= Work required =
Gather each line of the records where "Wind" appears.

* * *

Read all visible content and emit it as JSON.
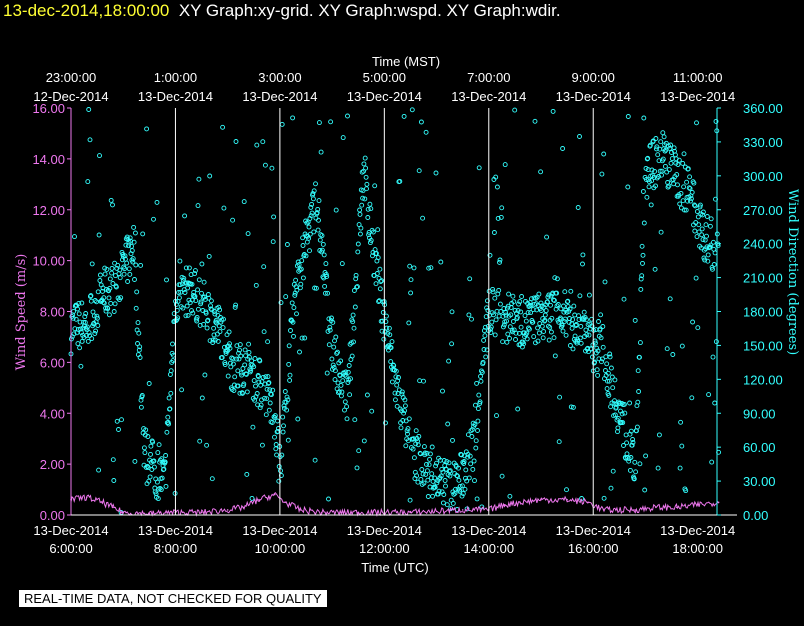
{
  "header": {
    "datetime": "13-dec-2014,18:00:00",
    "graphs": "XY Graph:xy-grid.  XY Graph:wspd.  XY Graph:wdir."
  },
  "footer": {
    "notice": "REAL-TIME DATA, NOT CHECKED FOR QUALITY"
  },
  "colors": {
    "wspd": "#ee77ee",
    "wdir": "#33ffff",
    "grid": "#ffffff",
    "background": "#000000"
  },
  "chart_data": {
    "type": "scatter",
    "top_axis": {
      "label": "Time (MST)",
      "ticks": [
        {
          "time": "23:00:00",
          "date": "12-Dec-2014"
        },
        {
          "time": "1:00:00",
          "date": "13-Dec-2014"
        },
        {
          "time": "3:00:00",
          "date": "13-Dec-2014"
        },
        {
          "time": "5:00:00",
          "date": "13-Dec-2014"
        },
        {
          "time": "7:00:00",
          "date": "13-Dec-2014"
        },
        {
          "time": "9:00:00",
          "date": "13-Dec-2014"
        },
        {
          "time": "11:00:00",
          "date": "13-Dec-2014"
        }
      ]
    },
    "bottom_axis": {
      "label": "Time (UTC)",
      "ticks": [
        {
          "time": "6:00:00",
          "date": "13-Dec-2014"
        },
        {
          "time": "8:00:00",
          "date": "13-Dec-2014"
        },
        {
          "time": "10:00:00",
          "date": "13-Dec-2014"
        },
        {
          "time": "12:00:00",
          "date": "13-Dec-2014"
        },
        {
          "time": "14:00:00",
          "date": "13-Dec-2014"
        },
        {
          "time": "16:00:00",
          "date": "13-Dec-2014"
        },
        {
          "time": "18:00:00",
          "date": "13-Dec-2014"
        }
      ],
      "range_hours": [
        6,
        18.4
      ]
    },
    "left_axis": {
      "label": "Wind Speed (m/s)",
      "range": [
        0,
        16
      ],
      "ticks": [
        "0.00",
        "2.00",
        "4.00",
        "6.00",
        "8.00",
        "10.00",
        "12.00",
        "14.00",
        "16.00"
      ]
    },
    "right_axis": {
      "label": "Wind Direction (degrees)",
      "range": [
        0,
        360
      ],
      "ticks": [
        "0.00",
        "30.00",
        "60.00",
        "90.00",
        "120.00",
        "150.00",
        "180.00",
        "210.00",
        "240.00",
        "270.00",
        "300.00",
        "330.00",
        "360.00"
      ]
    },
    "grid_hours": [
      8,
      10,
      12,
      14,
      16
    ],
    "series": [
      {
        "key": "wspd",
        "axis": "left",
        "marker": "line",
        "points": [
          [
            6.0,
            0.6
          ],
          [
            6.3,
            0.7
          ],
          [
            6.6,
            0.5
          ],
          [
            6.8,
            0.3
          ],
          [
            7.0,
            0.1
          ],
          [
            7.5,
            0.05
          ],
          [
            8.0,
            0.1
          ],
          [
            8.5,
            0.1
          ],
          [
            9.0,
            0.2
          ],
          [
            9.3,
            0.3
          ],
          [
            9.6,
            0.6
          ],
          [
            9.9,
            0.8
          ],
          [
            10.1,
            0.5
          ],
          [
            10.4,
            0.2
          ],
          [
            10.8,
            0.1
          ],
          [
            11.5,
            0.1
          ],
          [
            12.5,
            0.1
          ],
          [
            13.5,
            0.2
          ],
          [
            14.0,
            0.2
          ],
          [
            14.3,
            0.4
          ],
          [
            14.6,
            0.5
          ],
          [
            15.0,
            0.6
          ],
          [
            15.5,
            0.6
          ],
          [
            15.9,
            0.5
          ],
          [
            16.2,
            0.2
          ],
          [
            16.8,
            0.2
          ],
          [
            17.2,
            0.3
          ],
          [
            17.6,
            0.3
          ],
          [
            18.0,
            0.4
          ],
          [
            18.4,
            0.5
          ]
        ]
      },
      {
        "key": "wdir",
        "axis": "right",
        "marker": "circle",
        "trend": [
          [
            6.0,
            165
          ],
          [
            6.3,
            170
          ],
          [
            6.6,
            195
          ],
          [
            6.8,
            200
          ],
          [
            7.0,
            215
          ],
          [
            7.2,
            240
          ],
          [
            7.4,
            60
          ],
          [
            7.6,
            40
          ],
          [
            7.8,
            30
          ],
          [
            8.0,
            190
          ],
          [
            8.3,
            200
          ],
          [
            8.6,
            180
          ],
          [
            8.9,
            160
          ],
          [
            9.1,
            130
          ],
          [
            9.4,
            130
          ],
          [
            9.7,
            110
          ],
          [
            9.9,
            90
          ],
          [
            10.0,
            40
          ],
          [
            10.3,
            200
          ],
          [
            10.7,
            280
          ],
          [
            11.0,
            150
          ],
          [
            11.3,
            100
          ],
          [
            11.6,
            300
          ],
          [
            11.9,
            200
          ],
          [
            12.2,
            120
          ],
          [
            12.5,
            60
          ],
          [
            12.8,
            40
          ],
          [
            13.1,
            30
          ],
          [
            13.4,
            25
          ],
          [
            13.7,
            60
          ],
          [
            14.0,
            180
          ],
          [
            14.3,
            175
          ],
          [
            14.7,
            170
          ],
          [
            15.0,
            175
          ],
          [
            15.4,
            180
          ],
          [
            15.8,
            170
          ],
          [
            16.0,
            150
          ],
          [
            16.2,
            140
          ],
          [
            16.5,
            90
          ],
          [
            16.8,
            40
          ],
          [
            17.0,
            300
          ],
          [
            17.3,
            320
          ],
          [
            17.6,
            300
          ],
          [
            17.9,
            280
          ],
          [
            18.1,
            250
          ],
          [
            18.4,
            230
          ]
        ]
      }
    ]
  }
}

* * *

= Complete answer =
      "label": "Wind Speed (m/s)",
      "label": "Wind Direction (degrees)",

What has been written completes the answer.